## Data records

◇ ◇ ◇ ◇ ◇

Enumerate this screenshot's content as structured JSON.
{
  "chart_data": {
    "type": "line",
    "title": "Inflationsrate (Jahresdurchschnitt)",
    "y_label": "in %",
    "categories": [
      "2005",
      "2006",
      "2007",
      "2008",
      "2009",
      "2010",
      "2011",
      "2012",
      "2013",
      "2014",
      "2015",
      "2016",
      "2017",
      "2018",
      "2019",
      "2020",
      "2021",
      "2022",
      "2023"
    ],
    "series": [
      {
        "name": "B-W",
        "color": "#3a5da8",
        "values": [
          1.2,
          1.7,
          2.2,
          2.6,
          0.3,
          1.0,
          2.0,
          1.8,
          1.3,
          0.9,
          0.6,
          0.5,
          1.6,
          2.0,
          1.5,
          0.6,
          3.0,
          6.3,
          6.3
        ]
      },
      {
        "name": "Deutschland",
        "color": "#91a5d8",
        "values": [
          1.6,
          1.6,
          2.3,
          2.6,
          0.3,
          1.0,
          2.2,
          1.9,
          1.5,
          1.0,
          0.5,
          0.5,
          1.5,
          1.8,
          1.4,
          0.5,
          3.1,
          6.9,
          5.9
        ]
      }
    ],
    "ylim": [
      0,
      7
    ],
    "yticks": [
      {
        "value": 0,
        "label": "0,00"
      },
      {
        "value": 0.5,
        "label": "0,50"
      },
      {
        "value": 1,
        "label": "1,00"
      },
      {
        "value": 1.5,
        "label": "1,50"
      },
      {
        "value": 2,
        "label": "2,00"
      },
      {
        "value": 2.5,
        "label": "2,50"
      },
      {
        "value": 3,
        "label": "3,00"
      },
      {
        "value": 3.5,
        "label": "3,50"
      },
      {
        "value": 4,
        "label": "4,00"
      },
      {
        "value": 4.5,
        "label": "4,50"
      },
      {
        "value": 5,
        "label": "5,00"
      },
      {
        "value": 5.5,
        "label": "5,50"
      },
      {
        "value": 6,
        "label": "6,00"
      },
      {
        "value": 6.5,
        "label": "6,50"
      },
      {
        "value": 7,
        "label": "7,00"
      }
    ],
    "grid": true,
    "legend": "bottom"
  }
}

◇ ◇ ◇ ◇ ◇

## TASK TO COMPLETE
Quote all the records. Keep every word exact.

## RESPONSE TO THE TASK
Enumerate this screenshot's content as structured JSON.
{
  "chart_data": {
    "type": "line",
    "title": "Inflationsrate (Jahresdurchschnitt)",
    "y_label": "in %",
    "categories": [
      "2005",
      "2006",
      "2007",
      "2008",
      "2009",
      "2010",
      "2011",
      "2012",
      "2013",
      "2014",
      "2015",
      "2016",
      "2017",
      "2018",
      "2019",
      "2020",
      "2021",
      "2022",
      "2023"
    ],
    "series": [
      {
        "name": "B-W",
        "color": "#3a5da8",
        "values": [
          1.2,
          1.7,
          2.2,
          2.6,
          0.3,
          1.0,
          2.0,
          1.8,
          1.3,
          0.9,
          0.6,
          0.5,
          1.6,
          2.0,
          1.5,
          0.6,
          3.0,
          6.3,
          6.3
        ]
      },
      {
        "name": "Deutschland",
        "color": "#91a5d8",
        "values": [
          1.6,
          1.6,
          2.3,
          2.6,
          0.3,
          1.0,
          2.2,
          1.9,
          1.5,
          1.0,
          0.5,
          0.5,
          1.5,
          1.8,
          1.4,
          0.5,
          3.1,
          6.9,
          5.9
        ]
      }
    ],
    "ylim": [
      0,
      7
    ],
    "yticks": [
      {
        "value": 0,
        "label": "0,00"
      },
      {
        "value": 0.5,
        "label": "0,50"
      },
      {
        "value": 1,
        "label": "1,00"
      },
      {
        "value": 1.5,
        "label": "1,50"
      },
      {
        "value": 2,
        "label": "2,00"
      },
      {
        "value": 2.5,
        "label": "2,50"
      },
      {
        "value": 3,
        "label": "3,00"
      },
      {
        "value": 3.5,
        "label": "3,50"
      },
      {
        "value": 4,
        "label": "4,00"
      },
      {
        "value": 4.5,
        "label": "4,50"
      },
      {
        "value": 5,
        "label": "5,00"
      },
      {
        "value": 5.5,
        "label": "5,50"
      },
      {
        "value": 6,
        "label": "6,00"
      },
      {
        "value": 6.5,
        "label": "6,50"
      },
      {
        "value": 7,
        "label": "7,00"
      }
    ],
    "grid": true,
    "legend": "bottom"
  }
}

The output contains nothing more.